▸ Task to carry out: Return each line of the records holding the string "drift".
>> BEGIN The records
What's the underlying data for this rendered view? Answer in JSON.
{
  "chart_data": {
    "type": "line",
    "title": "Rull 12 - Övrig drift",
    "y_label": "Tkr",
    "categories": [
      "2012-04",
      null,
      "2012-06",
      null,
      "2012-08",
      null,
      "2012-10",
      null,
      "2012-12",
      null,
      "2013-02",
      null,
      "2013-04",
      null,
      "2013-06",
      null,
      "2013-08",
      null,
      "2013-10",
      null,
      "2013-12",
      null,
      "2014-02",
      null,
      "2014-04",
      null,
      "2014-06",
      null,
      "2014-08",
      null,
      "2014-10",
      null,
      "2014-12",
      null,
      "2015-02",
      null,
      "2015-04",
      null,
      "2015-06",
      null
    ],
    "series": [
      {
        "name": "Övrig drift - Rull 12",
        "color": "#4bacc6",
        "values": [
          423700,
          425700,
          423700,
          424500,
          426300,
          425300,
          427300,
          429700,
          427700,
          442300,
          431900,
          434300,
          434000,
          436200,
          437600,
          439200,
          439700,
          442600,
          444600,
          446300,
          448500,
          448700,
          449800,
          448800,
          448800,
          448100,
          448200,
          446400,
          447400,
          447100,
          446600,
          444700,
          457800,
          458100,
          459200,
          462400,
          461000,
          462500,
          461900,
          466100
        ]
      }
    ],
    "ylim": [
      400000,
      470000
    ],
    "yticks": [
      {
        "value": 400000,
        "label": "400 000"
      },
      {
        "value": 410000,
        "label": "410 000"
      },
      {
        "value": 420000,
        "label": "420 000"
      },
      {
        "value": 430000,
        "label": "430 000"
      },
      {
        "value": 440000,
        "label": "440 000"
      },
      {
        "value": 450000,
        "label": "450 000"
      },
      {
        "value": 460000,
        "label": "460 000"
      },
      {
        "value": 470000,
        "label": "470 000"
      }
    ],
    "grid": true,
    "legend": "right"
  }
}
>> END The records
▸ Final result:
    "title": "Rull 12 - Övrig drift",
        "name": "Övrig drift - Rull 12",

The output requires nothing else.